▶ Stated problem: Give back the entire listing verbatim.

▶ Supplied material:
____________
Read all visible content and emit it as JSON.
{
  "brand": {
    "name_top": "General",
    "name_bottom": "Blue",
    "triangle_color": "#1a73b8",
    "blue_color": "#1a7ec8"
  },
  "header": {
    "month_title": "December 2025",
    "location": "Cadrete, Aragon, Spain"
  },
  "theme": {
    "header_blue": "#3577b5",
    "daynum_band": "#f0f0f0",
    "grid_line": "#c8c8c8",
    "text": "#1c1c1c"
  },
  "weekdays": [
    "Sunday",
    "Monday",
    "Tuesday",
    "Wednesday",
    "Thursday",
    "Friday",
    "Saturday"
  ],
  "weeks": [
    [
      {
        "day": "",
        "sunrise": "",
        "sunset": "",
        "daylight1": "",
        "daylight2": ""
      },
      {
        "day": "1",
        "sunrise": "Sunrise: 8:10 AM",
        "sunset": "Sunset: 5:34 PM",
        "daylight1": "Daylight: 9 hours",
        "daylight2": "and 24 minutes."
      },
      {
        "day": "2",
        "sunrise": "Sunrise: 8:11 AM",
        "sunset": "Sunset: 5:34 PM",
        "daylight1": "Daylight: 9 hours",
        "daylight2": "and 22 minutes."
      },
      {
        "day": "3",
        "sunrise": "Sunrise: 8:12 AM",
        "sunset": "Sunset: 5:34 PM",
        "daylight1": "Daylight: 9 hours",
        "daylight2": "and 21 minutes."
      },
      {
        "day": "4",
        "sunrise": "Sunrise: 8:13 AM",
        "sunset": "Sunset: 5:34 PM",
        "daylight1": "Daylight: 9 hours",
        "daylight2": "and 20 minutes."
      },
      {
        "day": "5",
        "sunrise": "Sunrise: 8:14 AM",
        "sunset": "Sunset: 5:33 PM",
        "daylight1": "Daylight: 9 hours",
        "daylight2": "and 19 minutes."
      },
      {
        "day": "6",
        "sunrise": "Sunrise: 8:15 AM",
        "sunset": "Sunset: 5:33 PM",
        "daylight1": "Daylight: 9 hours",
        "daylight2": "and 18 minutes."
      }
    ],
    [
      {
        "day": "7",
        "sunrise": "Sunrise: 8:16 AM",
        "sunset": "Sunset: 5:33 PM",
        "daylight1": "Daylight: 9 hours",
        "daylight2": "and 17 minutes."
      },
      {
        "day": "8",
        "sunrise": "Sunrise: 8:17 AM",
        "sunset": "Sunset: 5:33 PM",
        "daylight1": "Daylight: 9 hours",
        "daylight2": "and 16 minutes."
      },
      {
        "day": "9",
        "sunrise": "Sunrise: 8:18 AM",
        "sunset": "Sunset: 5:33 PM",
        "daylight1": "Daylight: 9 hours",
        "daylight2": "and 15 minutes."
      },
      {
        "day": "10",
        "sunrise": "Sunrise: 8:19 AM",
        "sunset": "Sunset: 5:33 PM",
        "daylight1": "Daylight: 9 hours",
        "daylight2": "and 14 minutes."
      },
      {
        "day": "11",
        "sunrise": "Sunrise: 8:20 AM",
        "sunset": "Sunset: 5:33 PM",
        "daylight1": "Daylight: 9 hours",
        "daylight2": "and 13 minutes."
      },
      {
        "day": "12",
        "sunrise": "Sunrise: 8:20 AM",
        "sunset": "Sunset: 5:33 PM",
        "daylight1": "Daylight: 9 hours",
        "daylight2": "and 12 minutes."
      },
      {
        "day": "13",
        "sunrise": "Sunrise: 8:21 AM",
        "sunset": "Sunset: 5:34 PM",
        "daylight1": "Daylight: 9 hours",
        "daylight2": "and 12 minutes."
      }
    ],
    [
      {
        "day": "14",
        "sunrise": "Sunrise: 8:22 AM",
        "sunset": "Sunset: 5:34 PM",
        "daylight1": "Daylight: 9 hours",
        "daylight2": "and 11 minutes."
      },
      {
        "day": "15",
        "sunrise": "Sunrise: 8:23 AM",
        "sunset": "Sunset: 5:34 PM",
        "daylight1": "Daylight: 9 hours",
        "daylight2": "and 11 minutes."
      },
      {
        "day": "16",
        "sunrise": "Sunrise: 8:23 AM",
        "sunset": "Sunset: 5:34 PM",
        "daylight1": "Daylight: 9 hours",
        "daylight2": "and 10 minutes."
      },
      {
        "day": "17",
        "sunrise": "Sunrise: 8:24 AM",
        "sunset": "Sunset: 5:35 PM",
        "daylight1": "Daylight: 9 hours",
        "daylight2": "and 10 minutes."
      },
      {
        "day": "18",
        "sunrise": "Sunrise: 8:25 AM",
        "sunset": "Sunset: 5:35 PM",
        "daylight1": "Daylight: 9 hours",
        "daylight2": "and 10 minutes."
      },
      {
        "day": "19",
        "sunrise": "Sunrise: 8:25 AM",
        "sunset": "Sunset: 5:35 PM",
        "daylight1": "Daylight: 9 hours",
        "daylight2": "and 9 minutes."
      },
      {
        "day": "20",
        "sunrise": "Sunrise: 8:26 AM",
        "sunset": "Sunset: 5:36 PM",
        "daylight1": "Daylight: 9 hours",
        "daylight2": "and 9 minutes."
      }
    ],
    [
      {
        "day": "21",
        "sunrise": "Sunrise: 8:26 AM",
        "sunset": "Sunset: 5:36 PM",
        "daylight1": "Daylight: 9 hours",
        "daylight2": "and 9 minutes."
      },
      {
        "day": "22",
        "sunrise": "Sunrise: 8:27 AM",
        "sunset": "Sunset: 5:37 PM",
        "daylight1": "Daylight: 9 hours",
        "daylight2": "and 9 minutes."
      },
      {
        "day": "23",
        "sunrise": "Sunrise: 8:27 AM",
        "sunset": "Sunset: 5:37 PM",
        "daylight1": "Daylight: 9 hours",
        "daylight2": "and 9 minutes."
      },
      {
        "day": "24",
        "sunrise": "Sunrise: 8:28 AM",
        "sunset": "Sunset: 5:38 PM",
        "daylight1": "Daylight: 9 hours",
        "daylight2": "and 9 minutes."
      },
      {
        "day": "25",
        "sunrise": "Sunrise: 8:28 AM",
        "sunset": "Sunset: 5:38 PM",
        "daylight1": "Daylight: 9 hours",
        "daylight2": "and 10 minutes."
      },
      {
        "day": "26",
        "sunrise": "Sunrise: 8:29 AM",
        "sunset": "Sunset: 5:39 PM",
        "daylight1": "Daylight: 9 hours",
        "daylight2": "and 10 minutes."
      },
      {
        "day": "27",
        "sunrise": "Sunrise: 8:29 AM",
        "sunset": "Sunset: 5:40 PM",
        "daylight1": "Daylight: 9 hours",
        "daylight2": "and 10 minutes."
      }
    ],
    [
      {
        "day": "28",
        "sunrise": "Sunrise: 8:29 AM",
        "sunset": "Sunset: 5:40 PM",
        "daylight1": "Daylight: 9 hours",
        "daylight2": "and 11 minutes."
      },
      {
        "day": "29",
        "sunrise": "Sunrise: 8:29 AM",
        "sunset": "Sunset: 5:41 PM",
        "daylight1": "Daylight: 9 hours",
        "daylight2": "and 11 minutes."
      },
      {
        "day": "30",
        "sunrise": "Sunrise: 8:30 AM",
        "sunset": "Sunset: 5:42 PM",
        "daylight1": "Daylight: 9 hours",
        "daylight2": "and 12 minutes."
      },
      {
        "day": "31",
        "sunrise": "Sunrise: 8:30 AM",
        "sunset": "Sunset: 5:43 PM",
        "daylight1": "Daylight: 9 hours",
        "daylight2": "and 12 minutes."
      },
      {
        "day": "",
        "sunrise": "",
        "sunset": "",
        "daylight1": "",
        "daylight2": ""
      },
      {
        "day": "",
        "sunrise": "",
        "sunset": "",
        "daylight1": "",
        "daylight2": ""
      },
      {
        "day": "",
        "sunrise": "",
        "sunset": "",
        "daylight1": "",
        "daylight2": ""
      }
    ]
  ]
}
____________
▶ Written solution:
Read all visible content and emit it as JSON.
{
  "brand": {
    "name_top": "General",
    "name_bottom": "Blue",
    "triangle_color": "#1a73b8",
    "blue_color": "#1a7ec8"
  },
  "header": {
    "month_title": "December 2025",
    "location": "Cadrete, Aragon, Spain"
  },
  "theme": {
    "header_blue": "#3577b5",
    "daynum_band": "#f0f0f0",
    "grid_line": "#c8c8c8",
    "text": "#1c1c1c"
  },
  "weekdays": [
    "Sunday",
    "Monday",
    "Tuesday",
    "Wednesday",
    "Thursday",
    "Friday",
    "Saturday"
  ],
  "weeks": [
    [
      {
        "day": "",
        "sunrise": "",
        "sunset": "",
        "daylight1": "",
        "daylight2": ""
      },
      {
        "day": "1",
        "sunrise": "Sunrise: 8:10 AM",
        "sunset": "Sunset: 5:34 PM",
        "daylight1": "Daylight: 9 hours",
        "daylight2": "and 24 minutes."
      },
      {
        "day": "2",
        "sunrise": "Sunrise: 8:11 AM",
        "sunset": "Sunset: 5:34 PM",
        "daylight1": "Daylight: 9 hours",
        "daylight2": "and 22 minutes."
      },
      {
        "day": "3",
        "sunrise": "Sunrise: 8:12 AM",
        "sunset": "Sunset: 5:34 PM",
        "daylight1": "Daylight: 9 hours",
        "daylight2": "and 21 minutes."
      },
      {
        "day": "4",
        "sunrise": "Sunrise: 8:13 AM",
        "sunset": "Sunset: 5:34 PM",
        "daylight1": "Daylight: 9 hours",
        "daylight2": "and 20 minutes."
      },
      {
        "day": "5",
        "sunrise": "Sunrise: 8:14 AM",
        "sunset": "Sunset: 5:33 PM",
        "daylight1": "Daylight: 9 hours",
        "daylight2": "and 19 minutes."
      },
      {
        "day": "6",
        "sunrise": "Sunrise: 8:15 AM",
        "sunset": "Sunset: 5:33 PM",
        "daylight1": "Daylight: 9 hours",
        "daylight2": "and 18 minutes."
      }
    ],
    [
      {
        "day": "7",
        "sunrise": "Sunrise: 8:16 AM",
        "sunset": "Sunset: 5:33 PM",
        "daylight1": "Daylight: 9 hours",
        "daylight2": "and 17 minutes."
      },
      {
        "day": "8",
        "sunrise": "Sunrise: 8:17 AM",
        "sunset": "Sunset: 5:33 PM",
        "daylight1": "Daylight: 9 hours",
        "daylight2": "and 16 minutes."
      },
      {
        "day": "9",
        "sunrise": "Sunrise: 8:18 AM",
        "sunset": "Sunset: 5:33 PM",
        "daylight1": "Daylight: 9 hours",
        "daylight2": "and 15 minutes."
      },
      {
        "day": "10",
        "sunrise": "Sunrise: 8:19 AM",
        "sunset": "Sunset: 5:33 PM",
        "daylight1": "Daylight: 9 hours",
        "daylight2": "and 14 minutes."
      },
      {
        "day": "11",
        "sunrise": "Sunrise: 8:20 AM",
        "sunset": "Sunset: 5:33 PM",
        "daylight1": "Daylight: 9 hours",
        "daylight2": "and 13 minutes."
      },
      {
        "day": "12",
        "sunrise": "Sunrise: 8:20 AM",
        "sunset": "Sunset: 5:33 PM",
        "daylight1": "Daylight: 9 hours",
        "daylight2": "and 12 minutes."
      },
      {
        "day": "13",
        "sunrise": "Sunrise: 8:21 AM",
        "sunset": "Sunset: 5:34 PM",
        "daylight1": "Daylight: 9 hours",
        "daylight2": "and 12 minutes."
      }
    ],
    [
      {
        "day": "14",
        "sunrise": "Sunrise: 8:22 AM",
        "sunset": "Sunset: 5:34 PM",
        "daylight1": "Daylight: 9 hours",
        "daylight2": "and 11 minutes."
      },
      {
        "day": "15",
        "sunrise": "Sunrise: 8:23 AM",
        "sunset": "Sunset: 5:34 PM",
        "daylight1": "Daylight: 9 hours",
        "daylight2": "and 11 minutes."
      },
      {
        "day": "16",
        "sunrise": "Sunrise: 8:23 AM",
        "sunset": "Sunset: 5:34 PM",
        "daylight1": "Daylight: 9 hours",
        "daylight2": "and 10 minutes."
      },
      {
        "day": "17",
        "sunrise": "Sunrise: 8:24 AM",
        "sunset": "Sunset: 5:35 PM",
        "daylight1": "Daylight: 9 hours",
        "daylight2": "and 10 minutes."
      },
      {
        "day": "18",
        "sunrise": "Sunrise: 8:25 AM",
        "sunset": "Sunset: 5:35 PM",
        "daylight1": "Daylight: 9 hours",
        "daylight2": "and 10 minutes."
      },
      {
        "day": "19",
        "sunrise": "Sunrise: 8:25 AM",
        "sunset": "Sunset: 5:35 PM",
        "daylight1": "Daylight: 9 hours",
        "daylight2": "and 9 minutes."
      },
      {
        "day": "20",
        "sunrise": "Sunrise: 8:26 AM",
        "sunset": "Sunset: 5:36 PM",
        "daylight1": "Daylight: 9 hours",
        "daylight2": "and 9 minutes."
      }
    ],
    [
      {
        "day": "21",
        "sunrise": "Sunrise: 8:26 AM",
        "sunset": "Sunset: 5:36 PM",
        "daylight1": "Daylight: 9 hours",
        "daylight2": "and 9 minutes."
      },
      {
        "day": "22",
        "sunrise": "Sunrise: 8:27 AM",
        "sunset": "Sunset: 5:37 PM",
        "daylight1": "Daylight: 9 hours",
        "daylight2": "and 9 minutes."
      },
      {
        "day": "23",
        "sunrise": "Sunrise: 8:27 AM",
        "sunset": "Sunset: 5:37 PM",
        "daylight1": "Daylight: 9 hours",
        "daylight2": "and 9 minutes."
      },
      {
        "day": "24",
        "sunrise": "Sunrise: 8:28 AM",
        "sunset": "Sunset: 5:38 PM",
        "daylight1": "Daylight: 9 hours",
        "daylight2": "and 9 minutes."
      },
      {
        "day": "25",
        "sunrise": "Sunrise: 8:28 AM",
        "sunset": "Sunset: 5:38 PM",
        "daylight1": "Daylight: 9 hours",
        "daylight2": "and 10 minutes."
      },
      {
        "day": "26",
        "sunrise": "Sunrise: 8:29 AM",
        "sunset": "Sunset: 5:39 PM",
        "daylight1": "Daylight: 9 hours",
        "daylight2": "and 10 minutes."
      },
      {
        "day": "27",
        "sunrise": "Sunrise: 8:29 AM",
        "sunset": "Sunset: 5:40 PM",
        "daylight1": "Daylight: 9 hours",
        "daylight2": "and 10 minutes."
      }
    ],
    [
      {
        "day": "28",
        "sunrise": "Sunrise: 8:29 AM",
        "sunset": "Sunset: 5:40 PM",
        "daylight1": "Daylight: 9 hours",
        "daylight2": "and 11 minutes."
      },
      {
        "day": "29",
        "sunrise": "Sunrise: 8:29 AM",
        "sunset": "Sunset: 5:41 PM",
        "daylight1": "Daylight: 9 hours",
        "daylight2": "and 11 minutes."
      },
      {
        "day": "30",
        "sunrise": "Sunrise: 8:30 AM",
        "sunset": "Sunset: 5:42 PM",
        "daylight1": "Daylight: 9 hours",
        "daylight2": "and 12 minutes."
      },
      {
        "day": "31",
        "sunrise": "Sunrise: 8:30 AM",
        "sunset": "Sunset: 5:43 PM",
        "daylight1": "Daylight: 9 hours",
        "daylight2": "and 12 minutes."
      },
      {
        "day": "",
        "sunrise": "",
        "sunset": "",
        "daylight1": "",
        "daylight2": ""
      },
      {
        "day": "",
        "sunrise": "",
        "sunset": "",
        "daylight1": "",
        "daylight2": ""
      },
      {
        "day": "",
        "sunrise": "",
        "sunset": "",
        "daylight1": "",
        "daylight2": ""
      }
    ]
  ]
}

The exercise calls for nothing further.